[Data entries]

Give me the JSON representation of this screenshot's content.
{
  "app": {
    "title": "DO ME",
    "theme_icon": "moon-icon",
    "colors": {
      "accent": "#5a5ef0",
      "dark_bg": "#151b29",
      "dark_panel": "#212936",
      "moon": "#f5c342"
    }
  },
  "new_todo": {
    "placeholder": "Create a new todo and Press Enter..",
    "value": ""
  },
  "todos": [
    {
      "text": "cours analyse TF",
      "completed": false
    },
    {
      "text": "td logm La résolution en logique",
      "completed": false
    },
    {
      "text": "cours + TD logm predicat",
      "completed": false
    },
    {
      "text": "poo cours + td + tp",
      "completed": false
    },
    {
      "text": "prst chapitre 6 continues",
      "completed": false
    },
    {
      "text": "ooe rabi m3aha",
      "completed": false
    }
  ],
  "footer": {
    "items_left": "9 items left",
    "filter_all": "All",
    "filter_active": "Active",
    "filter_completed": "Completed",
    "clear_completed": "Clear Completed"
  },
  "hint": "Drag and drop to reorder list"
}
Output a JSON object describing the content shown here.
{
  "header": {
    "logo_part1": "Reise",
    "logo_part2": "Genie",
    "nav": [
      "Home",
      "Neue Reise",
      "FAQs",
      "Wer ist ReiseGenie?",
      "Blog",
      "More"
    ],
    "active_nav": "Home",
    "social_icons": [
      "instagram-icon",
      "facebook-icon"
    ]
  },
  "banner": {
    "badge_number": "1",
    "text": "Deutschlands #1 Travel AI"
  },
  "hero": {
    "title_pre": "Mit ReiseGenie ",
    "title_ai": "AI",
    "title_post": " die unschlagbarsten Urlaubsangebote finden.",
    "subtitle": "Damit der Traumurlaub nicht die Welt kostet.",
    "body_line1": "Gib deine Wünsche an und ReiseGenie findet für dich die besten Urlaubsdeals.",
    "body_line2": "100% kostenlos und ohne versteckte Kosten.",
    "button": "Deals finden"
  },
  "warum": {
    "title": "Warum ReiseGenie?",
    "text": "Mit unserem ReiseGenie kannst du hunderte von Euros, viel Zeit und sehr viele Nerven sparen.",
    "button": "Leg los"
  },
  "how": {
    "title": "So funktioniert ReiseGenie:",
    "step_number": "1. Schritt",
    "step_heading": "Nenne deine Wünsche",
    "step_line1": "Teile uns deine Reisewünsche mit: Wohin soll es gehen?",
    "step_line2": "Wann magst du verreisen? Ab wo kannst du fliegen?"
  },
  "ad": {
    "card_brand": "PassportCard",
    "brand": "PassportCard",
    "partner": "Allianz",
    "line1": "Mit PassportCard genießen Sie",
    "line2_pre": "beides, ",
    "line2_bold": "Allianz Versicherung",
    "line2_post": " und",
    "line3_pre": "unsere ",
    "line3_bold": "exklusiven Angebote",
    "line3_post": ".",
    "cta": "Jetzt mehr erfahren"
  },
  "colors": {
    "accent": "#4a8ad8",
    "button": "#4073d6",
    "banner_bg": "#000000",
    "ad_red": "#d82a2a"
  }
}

- **Exercise**:
For each line in the data above that contains the string "PassportCard", extract the line.

- **Result for this exercise**:
    "card_brand": "PassportCard",
    "brand": "PassportCard",
    "line1": "Mit PassportCard genießen Sie",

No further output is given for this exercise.